Task requirements:
A: In the yield-plotting notebook excerpt, what figure size does each plot get?
B: Please extend the yield-plotting notebook excerpt from the point where it ends.

Excerpt to read:

-=-=-

Normalize the dataset using Wood's lactattion curve and set thresholds for some outliers which have unreasonable values.

In [14]:
# Function to plot the DailyYield and ExpectedYield
def plot_daily_vs_expected(data, farm_id):
    farm_data = data[data['FarmName_Pseudo'] == farm_id]
    unique_animals = farm_data['SE_Number'].unique()

    for animal in unique_animals:
        animal_data = farm_data[farm_data['SE_Number'] == animal]
        plt.figure(figsize=(10, 6))
        plt.plot(animal_data['Date'], animal_data['DailyYield'], label='Daily Yield')
        plt.plot(animal_data['Date'], animal_data['ExpectedYield'], label='Expected Yield', linestyle='--')
        plt.title(f'Daily Yield vs Expected Yield for {animal}')
        plt.xlabel('Date')
        plt.ylabel('Yield')
        plt.legend()
        plt.show()

-=-=-

Provided data:

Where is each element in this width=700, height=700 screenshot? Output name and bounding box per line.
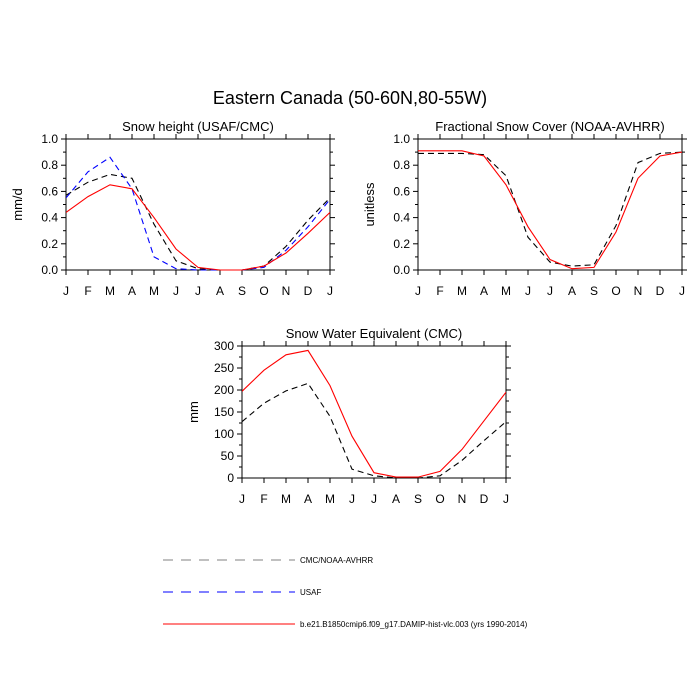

-=-=-

Task results:
A: (10, 6)

B:
# Define the Wood's Lactation Curve function
def woods_lactation_curve(dim, a, b, c):
    dim = np.array(dim, dtype=float)
    return a * dim**b * np.exp(-c * dim)

# Function to fit the Wood's Lactation Curve to the dataset
def fit_woods_lactation_curve(dataset):
    # Initialize the 'ExpectedYield' column to NaN
    dataset['ExpectedYield'] = np.nan
    
    # Group the dataset by 'SE_Number' and fit the curve for each cow
    for animal_number, group in tqdm(dataset.groupby('SE_Number'), unit=" Cows"):
        # Prepare the data for fitting
        x_data = group['DaysInMilk'].values
        y_data = group['DailyYield'].values
        
        # Ensure there are no NaN or infinite values in the data
        if not np.isfinite(x_data).all() or not np.isfinite(y_data).all():
            print(f"Non-finite values found for cow {animal_number}, skipping.")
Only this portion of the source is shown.